[Items listed in a dataset]
>> Start

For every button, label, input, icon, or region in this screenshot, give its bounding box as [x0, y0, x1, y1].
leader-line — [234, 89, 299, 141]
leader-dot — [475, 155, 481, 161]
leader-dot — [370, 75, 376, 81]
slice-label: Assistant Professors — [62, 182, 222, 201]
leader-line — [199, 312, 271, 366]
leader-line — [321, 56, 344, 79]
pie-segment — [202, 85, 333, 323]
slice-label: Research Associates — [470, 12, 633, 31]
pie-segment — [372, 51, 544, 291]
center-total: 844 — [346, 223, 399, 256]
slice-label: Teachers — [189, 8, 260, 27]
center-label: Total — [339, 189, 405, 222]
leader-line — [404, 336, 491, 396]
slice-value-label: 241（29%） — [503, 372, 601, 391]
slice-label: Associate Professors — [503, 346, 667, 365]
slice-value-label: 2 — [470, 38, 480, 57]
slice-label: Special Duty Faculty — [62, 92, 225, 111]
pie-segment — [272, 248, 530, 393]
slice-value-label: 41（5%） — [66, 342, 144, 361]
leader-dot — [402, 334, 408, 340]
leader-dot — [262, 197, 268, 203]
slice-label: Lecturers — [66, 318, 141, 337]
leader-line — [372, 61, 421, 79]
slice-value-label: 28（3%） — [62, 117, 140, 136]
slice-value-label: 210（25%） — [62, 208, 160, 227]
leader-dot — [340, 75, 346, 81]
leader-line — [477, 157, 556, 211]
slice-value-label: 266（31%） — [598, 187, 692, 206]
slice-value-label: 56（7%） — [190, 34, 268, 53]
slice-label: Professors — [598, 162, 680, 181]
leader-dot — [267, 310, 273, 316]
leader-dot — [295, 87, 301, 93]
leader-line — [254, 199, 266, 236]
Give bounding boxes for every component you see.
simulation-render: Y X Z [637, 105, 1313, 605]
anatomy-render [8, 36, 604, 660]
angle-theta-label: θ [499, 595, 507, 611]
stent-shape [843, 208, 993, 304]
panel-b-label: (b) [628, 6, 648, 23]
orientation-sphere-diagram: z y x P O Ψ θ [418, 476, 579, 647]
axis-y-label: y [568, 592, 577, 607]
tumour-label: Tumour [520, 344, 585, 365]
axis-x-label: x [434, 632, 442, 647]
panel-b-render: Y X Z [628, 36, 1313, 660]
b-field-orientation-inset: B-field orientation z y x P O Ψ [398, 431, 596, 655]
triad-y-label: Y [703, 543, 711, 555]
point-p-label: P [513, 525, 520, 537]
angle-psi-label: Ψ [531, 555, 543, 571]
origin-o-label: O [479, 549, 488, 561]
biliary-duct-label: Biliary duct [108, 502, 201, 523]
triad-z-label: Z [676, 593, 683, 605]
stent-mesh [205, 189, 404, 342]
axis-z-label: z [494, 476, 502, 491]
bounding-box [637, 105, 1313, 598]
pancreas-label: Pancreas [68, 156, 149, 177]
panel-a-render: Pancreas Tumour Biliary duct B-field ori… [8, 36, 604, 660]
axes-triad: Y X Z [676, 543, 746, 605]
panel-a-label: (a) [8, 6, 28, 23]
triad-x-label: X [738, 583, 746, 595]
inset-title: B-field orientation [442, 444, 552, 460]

>> End

Short problem -> Reproduce every line of the material above without changing anything.

Answer below ->
For every button, label, input, icon, or region in this screenshot, give its bounding box as [x0, y0, x1, y1].
leader-line — [234, 89, 299, 141]
leader-dot — [475, 155, 481, 161]
leader-dot — [370, 75, 376, 81]
slice-label: Assistant Professors — [62, 182, 222, 201]
leader-line — [199, 312, 271, 366]
leader-line — [321, 56, 344, 79]
pie-segment — [202, 85, 333, 323]
slice-label: Research Associates — [470, 12, 633, 31]
pie-segment — [372, 51, 544, 291]
center-total: 844 — [346, 223, 399, 256]
slice-label: Teachers — [189, 8, 260, 27]
center-label: Total — [339, 189, 405, 222]
leader-line — [404, 336, 491, 396]
slice-value-label: 241（29%） — [503, 372, 601, 391]
slice-label: Associate Professors — [503, 346, 667, 365]
slice-value-label: 2 — [470, 38, 480, 57]
slice-label: Special Duty Faculty — [62, 92, 225, 111]
pie-segment — [272, 248, 530, 393]
slice-value-label: 41（5%） — [66, 342, 144, 361]
leader-dot — [402, 334, 408, 340]
leader-dot — [262, 197, 268, 203]
slice-label: Lecturers — [66, 318, 141, 337]
leader-line — [372, 61, 421, 79]
slice-value-label: 28（3%） — [62, 117, 140, 136]
slice-value-label: 210（25%） — [62, 208, 160, 227]
leader-dot — [340, 75, 346, 81]
leader-line — [477, 157, 556, 211]
slice-value-label: 266（31%） — [598, 187, 692, 206]
slice-value-label: 56（7%） — [190, 34, 268, 53]
slice-label: Professors — [598, 162, 680, 181]
leader-dot — [267, 310, 273, 316]
leader-dot — [295, 87, 301, 93]
leader-line — [254, 199, 266, 236]
Give bounding boxes for every component you see.
simulation-render: Y X Z [637, 105, 1313, 605]
anatomy-render [8, 36, 604, 660]
angle-theta-label: θ [499, 595, 507, 611]
stent-shape [843, 208, 993, 304]
panel-b-label: (b) [628, 6, 648, 23]
orientation-sphere-diagram: z y x P O Ψ θ [418, 476, 579, 647]
axis-y-label: y [568, 592, 577, 607]
tumour-label: Tumour [520, 344, 585, 365]
axis-x-label: x [434, 632, 442, 647]
panel-b-render: Y X Z [628, 36, 1313, 660]
b-field-orientation-inset: B-field orientation z y x P O Ψ [398, 431, 596, 655]
triad-y-label: Y [703, 543, 711, 555]
point-p-label: P [513, 525, 520, 537]
angle-psi-label: Ψ [531, 555, 543, 571]
origin-o-label: O [479, 549, 488, 561]
biliary-duct-label: Biliary duct [108, 502, 201, 523]
triad-z-label: Z [676, 593, 683, 605]
stent-mesh [205, 189, 404, 342]
axis-z-label: z [494, 476, 502, 491]
bounding-box [637, 105, 1313, 598]
pancreas-label: Pancreas [68, 156, 149, 177]
panel-a-render: Pancreas Tumour Biliary duct B-field ori… [8, 36, 604, 660]
axes-triad: Y X Z [676, 543, 746, 605]
panel-a-label: (a) [8, 6, 28, 23]
triad-x-label: X [738, 583, 746, 595]
inset-title: B-field orientation [442, 444, 552, 460]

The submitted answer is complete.